Stored records

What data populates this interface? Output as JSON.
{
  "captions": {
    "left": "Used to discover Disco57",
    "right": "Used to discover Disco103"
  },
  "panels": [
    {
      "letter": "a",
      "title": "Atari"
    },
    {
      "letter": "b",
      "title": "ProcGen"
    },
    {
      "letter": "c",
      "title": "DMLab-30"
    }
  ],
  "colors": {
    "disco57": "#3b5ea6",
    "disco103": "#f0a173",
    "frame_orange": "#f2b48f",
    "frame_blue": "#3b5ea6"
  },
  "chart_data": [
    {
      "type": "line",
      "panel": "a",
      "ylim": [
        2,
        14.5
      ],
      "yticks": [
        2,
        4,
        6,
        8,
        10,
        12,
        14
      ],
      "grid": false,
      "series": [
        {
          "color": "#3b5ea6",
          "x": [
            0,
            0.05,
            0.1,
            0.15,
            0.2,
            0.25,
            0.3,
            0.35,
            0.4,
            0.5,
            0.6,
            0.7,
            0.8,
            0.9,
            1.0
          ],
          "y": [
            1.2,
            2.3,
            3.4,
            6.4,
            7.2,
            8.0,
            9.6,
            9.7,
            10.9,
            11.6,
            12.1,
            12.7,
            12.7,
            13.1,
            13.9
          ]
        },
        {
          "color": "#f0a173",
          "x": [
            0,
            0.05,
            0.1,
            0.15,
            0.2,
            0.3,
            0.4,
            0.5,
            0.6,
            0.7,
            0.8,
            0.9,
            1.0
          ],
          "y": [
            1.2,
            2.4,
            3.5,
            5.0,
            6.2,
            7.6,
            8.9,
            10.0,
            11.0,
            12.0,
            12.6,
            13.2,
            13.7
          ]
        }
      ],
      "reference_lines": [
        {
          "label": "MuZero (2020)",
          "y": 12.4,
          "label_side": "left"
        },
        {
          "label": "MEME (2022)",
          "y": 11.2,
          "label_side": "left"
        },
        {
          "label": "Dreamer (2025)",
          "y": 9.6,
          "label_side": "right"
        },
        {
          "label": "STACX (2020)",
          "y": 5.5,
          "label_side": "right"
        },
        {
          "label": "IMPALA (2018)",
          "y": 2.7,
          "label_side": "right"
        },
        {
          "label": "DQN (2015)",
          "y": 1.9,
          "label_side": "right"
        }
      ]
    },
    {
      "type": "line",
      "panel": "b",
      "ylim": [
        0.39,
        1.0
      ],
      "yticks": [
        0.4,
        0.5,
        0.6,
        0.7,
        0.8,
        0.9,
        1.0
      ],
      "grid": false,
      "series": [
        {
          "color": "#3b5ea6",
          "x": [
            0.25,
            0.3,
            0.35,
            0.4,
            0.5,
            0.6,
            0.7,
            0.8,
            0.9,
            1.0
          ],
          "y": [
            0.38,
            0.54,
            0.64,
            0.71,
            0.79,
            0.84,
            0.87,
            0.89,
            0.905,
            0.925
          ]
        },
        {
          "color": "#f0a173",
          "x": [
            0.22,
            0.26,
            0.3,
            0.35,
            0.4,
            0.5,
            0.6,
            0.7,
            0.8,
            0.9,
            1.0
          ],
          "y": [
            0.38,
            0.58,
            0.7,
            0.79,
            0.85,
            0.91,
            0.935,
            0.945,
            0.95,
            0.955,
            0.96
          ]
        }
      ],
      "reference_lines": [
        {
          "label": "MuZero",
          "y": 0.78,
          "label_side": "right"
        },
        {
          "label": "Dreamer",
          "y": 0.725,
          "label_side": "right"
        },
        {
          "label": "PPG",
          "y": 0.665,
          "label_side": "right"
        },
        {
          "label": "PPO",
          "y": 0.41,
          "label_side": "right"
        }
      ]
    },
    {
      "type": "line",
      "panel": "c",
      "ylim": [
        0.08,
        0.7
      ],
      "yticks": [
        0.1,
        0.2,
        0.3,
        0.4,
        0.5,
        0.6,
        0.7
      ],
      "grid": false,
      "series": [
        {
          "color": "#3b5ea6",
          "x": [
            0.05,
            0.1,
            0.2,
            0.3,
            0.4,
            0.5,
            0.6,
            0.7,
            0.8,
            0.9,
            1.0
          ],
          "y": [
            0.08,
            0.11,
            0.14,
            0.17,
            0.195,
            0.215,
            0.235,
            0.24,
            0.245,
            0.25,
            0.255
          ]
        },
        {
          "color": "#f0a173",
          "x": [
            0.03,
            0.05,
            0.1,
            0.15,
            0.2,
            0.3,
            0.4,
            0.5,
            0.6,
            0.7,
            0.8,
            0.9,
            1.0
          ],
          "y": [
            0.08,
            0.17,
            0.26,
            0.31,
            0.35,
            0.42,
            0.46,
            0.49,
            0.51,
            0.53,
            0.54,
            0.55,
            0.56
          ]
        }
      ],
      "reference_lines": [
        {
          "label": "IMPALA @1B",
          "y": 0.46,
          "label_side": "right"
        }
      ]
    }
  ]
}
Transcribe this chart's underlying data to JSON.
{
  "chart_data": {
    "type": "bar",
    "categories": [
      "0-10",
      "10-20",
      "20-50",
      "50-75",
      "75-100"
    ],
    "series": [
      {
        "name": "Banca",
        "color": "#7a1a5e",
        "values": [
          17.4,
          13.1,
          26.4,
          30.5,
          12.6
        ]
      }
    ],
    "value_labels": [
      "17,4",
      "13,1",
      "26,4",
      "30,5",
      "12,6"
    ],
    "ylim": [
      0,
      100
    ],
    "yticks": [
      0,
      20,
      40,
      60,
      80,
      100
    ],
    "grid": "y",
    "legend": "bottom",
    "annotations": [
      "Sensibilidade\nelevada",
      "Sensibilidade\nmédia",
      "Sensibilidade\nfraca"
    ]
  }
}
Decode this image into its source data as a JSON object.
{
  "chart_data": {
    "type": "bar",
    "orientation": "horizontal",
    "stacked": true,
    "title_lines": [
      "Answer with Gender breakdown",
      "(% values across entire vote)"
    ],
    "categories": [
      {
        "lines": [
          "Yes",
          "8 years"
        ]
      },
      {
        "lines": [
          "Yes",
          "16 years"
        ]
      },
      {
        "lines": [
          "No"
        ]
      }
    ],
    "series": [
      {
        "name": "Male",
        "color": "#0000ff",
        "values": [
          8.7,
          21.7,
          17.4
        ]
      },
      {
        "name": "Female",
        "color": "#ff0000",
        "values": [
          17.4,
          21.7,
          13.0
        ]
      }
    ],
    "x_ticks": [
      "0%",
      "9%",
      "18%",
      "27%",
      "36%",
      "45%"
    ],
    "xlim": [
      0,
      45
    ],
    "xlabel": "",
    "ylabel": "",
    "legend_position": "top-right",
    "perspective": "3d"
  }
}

§ **Task objective**:
Write every line of the material above again, exactly.

§ **Task solution**:
What data populates this interface? Output as JSON.
{
  "captions": {
    "left": "Used to discover Disco57",
    "right": "Used to discover Disco103"
  },
  "panels": [
    {
      "letter": "a",
      "title": "Atari"
    },
    {
      "letter": "b",
      "title": "ProcGen"
    },
    {
      "letter": "c",
      "title": "DMLab-30"
    }
  ],
  "colors": {
    "disco57": "#3b5ea6",
    "disco103": "#f0a173",
    "frame_orange": "#f2b48f",
    "frame_blue": "#3b5ea6"
  },
  "chart_data": [
    {
      "type": "line",
      "panel": "a",
      "ylim": [
        2,
        14.5
      ],
      "yticks": [
        2,
        4,
        6,
        8,
        10,
        12,
        14
      ],
      "grid": false,
      "series": [
        {
          "color": "#3b5ea6",
          "x": [
            0,
            0.05,
            0.1,
            0.15,
            0.2,
            0.25,
            0.3,
            0.35,
            0.4,
            0.5,
            0.6,
            0.7,
            0.8,
            0.9,
            1.0
          ],
          "y": [
            1.2,
            2.3,
            3.4,
            6.4,
            7.2,
            8.0,
            9.6,
            9.7,
            10.9,
            11.6,
            12.1,
            12.7,
            12.7,
            13.1,
            13.9
          ]
        },
        {
          "color": "#f0a173",
          "x": [
            0,
            0.05,
            0.1,
            0.15,
            0.2,
            0.3,
            0.4,
            0.5,
            0.6,
            0.7,
            0.8,
            0.9,
            1.0
          ],
          "y": [
            1.2,
            2.4,
            3.5,
            5.0,
            6.2,
            7.6,
            8.9,
            10.0,
            11.0,
            12.0,
            12.6,
            13.2,
            13.7
          ]
        }
      ],
      "reference_lines": [
        {
          "label": "MuZero (2020)",
          "y": 12.4,
          "label_side": "left"
        },
        {
          "label": "MEME (2022)",
          "y": 11.2,
          "label_side": "left"
        },
        {
          "label": "Dreamer (2025)",
          "y": 9.6,
          "label_side": "right"
        },
        {
          "label": "STACX (2020)",
          "y": 5.5,
          "label_side": "right"
        },
        {
          "label": "IMPALA (2018)",
          "y": 2.7,
          "label_side": "right"
        },
        {
          "label": "DQN (2015)",
          "y": 1.9,
          "label_side": "right"
        }
      ]
    },
    {
      "type": "line",
      "panel": "b",
      "ylim": [
        0.39,
        1.0
      ],
      "yticks": [
        0.4,
        0.5,
        0.6,
        0.7,
        0.8,
        0.9,
        1.0
      ],
      "grid": false,
      "series": [
        {
          "color": "#3b5ea6",
          "x": [
            0.25,
            0.3,
            0.35,
            0.4,
            0.5,
            0.6,
            0.7,
            0.8,
            0.9,
            1.0
          ],
          "y": [
            0.38,
            0.54,
            0.64,
            0.71,
            0.79,
            0.84,
            0.87,
            0.89,
            0.905,
            0.925
          ]
        },
        {
          "color": "#f0a173",
          "x": [
            0.22,
            0.26,
            0.3,
            0.35,
            0.4,
            0.5,
            0.6,
            0.7,
            0.8,
            0.9,
            1.0
          ],
          "y": [
            0.38,
            0.58,
            0.7,
            0.79,
            0.85,
            0.91,
            0.935,
            0.945,
            0.95,
            0.955,
            0.96
          ]
        }
      ],
      "reference_lines": [
        {
          "label": "MuZero",
          "y": 0.78,
          "label_side": "right"
        },
        {
          "label": "Dreamer",
          "y": 0.725,
          "label_side": "right"
        },
        {
          "label": "PPG",
          "y": 0.665,
          "label_side": "right"
        },
        {
          "label": "PPO",
          "y": 0.41,
          "label_side": "right"
        }
      ]
    },
    {
      "type": "line",
      "panel": "c",
      "ylim": [
        0.08,
        0.7
      ],
      "yticks": [
        0.1,
        0.2,
        0.3,
        0.4,
        0.5,
        0.6,
        0.7
      ],
      "grid": false,
      "series": [
        {
          "color": "#3b5ea6",
          "x": [
            0.05,
            0.1,
            0.2,
            0.3,
            0.4,
            0.5,
            0.6,
            0.7,
            0.8,
            0.9,
            1.0
          ],
          "y": [
            0.08,
            0.11,
            0.14,
            0.17,
            0.195,
            0.215,
            0.235,
            0.24,
            0.245,
            0.25,
            0.255
          ]
        },
        {
          "color": "#f0a173",
          "x": [
            0.03,
            0.05,
            0.1,
            0.15,
            0.2,
            0.3,
            0.4,
            0.5,
            0.6,
            0.7,
            0.8,
            0.9,
            1.0
          ],
          "y": [
            0.08,
            0.17,
            0.26,
            0.31,
            0.35,
            0.42,
            0.46,
            0.49,
            0.51,
            0.53,
            0.54,
            0.55,
            0.56
          ]
        }
      ],
      "reference_lines": [
        {
          "label": "IMPALA @1B",
          "y": 0.46,
          "label_side": "right"
        }
      ]
    }
  ]
}
Transcribe this chart's underlying data to JSON.
{
  "chart_data": {
    "type": "bar",
    "categories": [
      "0-10",
      "10-20",
      "20-50",
      "50-75",
      "75-100"
    ],
    "series": [
      {
        "name": "Banca",
        "color": "#7a1a5e",
        "values": [
          17.4,
          13.1,
          26.4,
          30.5,
          12.6
        ]
      }
    ],
    "value_labels": [
      "17,4",
      "13,1",
      "26,4",
      "30,5",
      "12,6"
    ],
    "ylim": [
      0,
      100
    ],
    "yticks": [
      0,
      20,
      40,
      60,
      80,
      100
    ],
    "grid": "y",
    "legend": "bottom",
    "annotations": [
      "Sensibilidade\nelevada",
      "Sensibilidade\nmédia",
      "Sensibilidade\nfraca"
    ]
  }
}
Decode this image into its source data as a JSON object.
{
  "chart_data": {
    "type": "bar",
    "orientation": "horizontal",
    "stacked": true,
    "title_lines": [
      "Answer with Gender breakdown",
      "(% values across entire vote)"
    ],
    "categories": [
      {
        "lines": [
          "Yes",
          "8 years"
        ]
      },
      {
        "lines": [
          "Yes",
          "16 years"
        ]
      },
      {
        "lines": [
          "No"
        ]
      }
    ],
    "series": [
      {
        "name": "Male",
        "color": "#0000ff",
        "values": [
          8.7,
          21.7,
          17.4
        ]
      },
      {
        "name": "Female",
        "color": "#ff0000",
        "values": [
          17.4,
          21.7,
          13.0
        ]
      }
    ],
    "x_ticks": [
      "0%",
      "9%",
      "18%",
      "27%",
      "36%",
      "45%"
    ],
    "xlim": [
      0,
      45
    ],
    "xlabel": "",
    "ylabel": "",
    "legend_position": "top-right",
    "perspective": "3d"
  }
}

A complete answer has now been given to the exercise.